╭─ EXERCISE MATERIALS

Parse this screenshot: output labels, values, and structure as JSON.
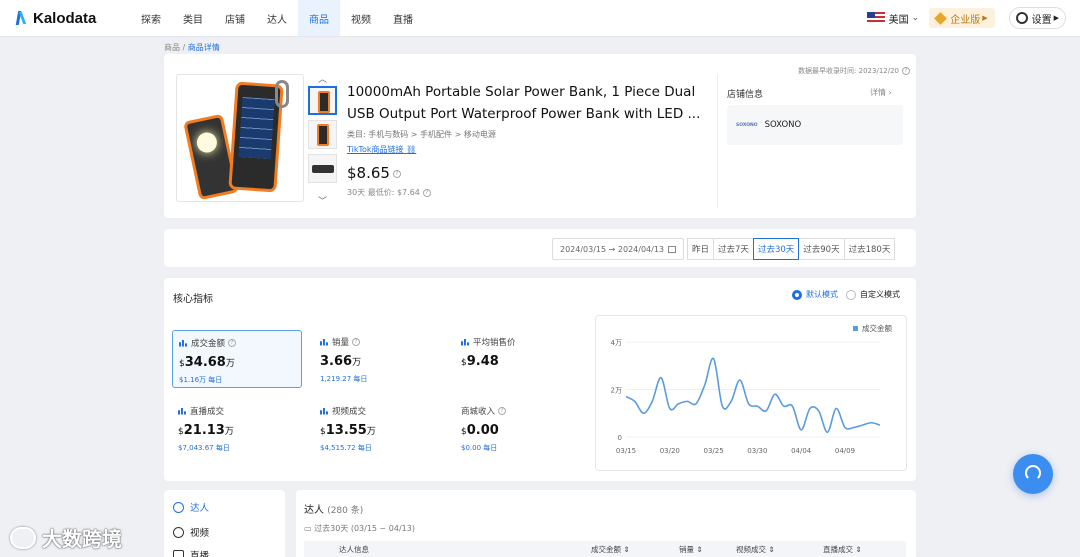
{
  "nav": {
    "logo": "Kalodata",
    "items": [
      "探索",
      "类目",
      "店铺",
      "达人",
      "商品",
      "视频",
      "直播"
    ],
    "active_index": 4,
    "region": "美国",
    "enterprise": "企业版",
    "settings": "设置"
  },
  "breadcrumb": {
    "parent": "商品",
    "sep": " / ",
    "current": "商品详情"
  },
  "product": {
    "collect_time": "数据最早收录时间: 2023/12/20",
    "title": "10000mAh Portable Solar Power Bank, 1 Piece Dual USB Output Port Waterproof Power Bank with LED ...",
    "category": "类目: 手机与数码 > 手机配件 > 移动电源",
    "tiktok_link": "TikTok商品链接",
    "price": "$8.65",
    "low_price": "30天 最低价: $7.64"
  },
  "store": {
    "label": "店铺信息",
    "detail": "详情 ›",
    "logo_text": "SOXONO",
    "name": "SOXONO"
  },
  "date_filter": {
    "range": "2024/03/15 → 2024/04/13",
    "options": [
      "昨日",
      "过去7天",
      "过去30天",
      "过去90天",
      "过去180天"
    ],
    "active_index": 2
  },
  "metrics": {
    "title": "核心指标",
    "mode_default": "默认模式",
    "mode_custom": "自定义模式",
    "items": [
      {
        "label": "成交金额",
        "prefix": "$",
        "value": "34.68",
        "unit": "万",
        "sub": "$1.16万 每日"
      },
      {
        "label": "销量",
        "prefix": "",
        "value": "3.66",
        "unit": "万",
        "sub": "1,219.27 每日"
      },
      {
        "label": "平均销售价",
        "prefix": "$",
        "value": "9.48",
        "unit": "",
        "sub": ""
      },
      {
        "label": "直播成交",
        "prefix": "$",
        "value": "21.13",
        "unit": "万",
        "sub": "$7,043.67 每日"
      },
      {
        "label": "视频成交",
        "prefix": "$",
        "value": "13.55",
        "unit": "万",
        "sub": "$4,515.72 每日"
      },
      {
        "label": "商城收入",
        "prefix": "$",
        "value": "0.00",
        "unit": "",
        "sub": "$0.00 每日"
      }
    ]
  },
  "chart_data": {
    "type": "line",
    "legend": "成交金额",
    "legend_position": "top-right",
    "y_ticks": [
      "4万",
      "2万",
      "0"
    ],
    "ylim": [
      0,
      40000
    ],
    "x_ticks": [
      "03/15",
      "03/20",
      "03/25",
      "03/30",
      "04/04",
      "04/09"
    ],
    "series": [
      {
        "name": "成交金额",
        "color": "#5a9be0",
        "x": [
          "03/15",
          "03/16",
          "03/17",
          "03/18",
          "03/19",
          "03/20",
          "03/21",
          "03/22",
          "03/23",
          "03/24",
          "03/25",
          "03/26",
          "03/27",
          "03/28",
          "03/29",
          "03/30",
          "03/31",
          "04/01",
          "04/02",
          "04/03",
          "04/04",
          "04/05",
          "04/06",
          "04/07",
          "04/08",
          "04/09",
          "04/10",
          "04/11",
          "04/12",
          "04/13"
        ],
        "values": [
          17000,
          15000,
          10000,
          15000,
          25000,
          12000,
          14000,
          15000,
          14000,
          22000,
          33000,
          13000,
          15000,
          24000,
          14000,
          13000,
          11000,
          18000,
          13000,
          13000,
          3000,
          12000,
          11000,
          2000,
          12000,
          4000,
          4000,
          5000,
          6000,
          5000
        ]
      }
    ]
  },
  "sidebar": {
    "items": [
      "达人",
      "视频",
      "直播"
    ],
    "active_index": 0
  },
  "table": {
    "title": "达人",
    "count": "(280 条)",
    "range": "过去30天 (03/15 ~ 04/13)",
    "columns": [
      "达人信息",
      "成交金额 ⇕",
      "销量 ⇕",
      "视频成交 ⇕",
      "直播成交 ⇕"
    ]
  },
  "watermark": "大数跨境"
}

╰─

Gather each line of the records holding the string "range".

    "range": "2024/03/15 → 2024/04/13",
    "range": "过去30天 (03/15 ~ 04/13)",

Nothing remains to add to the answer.